Begin Dataset records

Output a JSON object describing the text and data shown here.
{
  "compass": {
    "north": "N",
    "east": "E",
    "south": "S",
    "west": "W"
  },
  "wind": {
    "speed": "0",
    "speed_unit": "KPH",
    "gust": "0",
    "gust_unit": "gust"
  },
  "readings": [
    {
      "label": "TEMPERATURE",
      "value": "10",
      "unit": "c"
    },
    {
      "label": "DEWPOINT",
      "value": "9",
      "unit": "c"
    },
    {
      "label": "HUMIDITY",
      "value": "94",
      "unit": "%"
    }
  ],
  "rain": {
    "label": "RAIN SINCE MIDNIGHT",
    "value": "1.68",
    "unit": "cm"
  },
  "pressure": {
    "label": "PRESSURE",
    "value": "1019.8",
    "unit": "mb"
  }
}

End Dataset records

# Written problem
Reproduce the entries above exactly.

# Solution for this problem
Output a JSON object describing the text and data shown here.
{
  "compass": {
    "north": "N",
    "east": "E",
    "south": "S",
    "west": "W"
  },
  "wind": {
    "speed": "0",
    "speed_unit": "KPH",
    "gust": "0",
    "gust_unit": "gust"
  },
  "readings": [
    {
      "label": "TEMPERATURE",
      "value": "10",
      "unit": "c"
    },
    {
      "label": "DEWPOINT",
      "value": "9",
      "unit": "c"
    },
    {
      "label": "HUMIDITY",
      "value": "94",
      "unit": "%"
    }
  ],
  "rain": {
    "label": "RAIN SINCE MIDNIGHT",
    "value": "1.68",
    "unit": "cm"
  },
  "pressure": {
    "label": "PRESSURE",
    "value": "1019.8",
    "unit": "mb"
  }
}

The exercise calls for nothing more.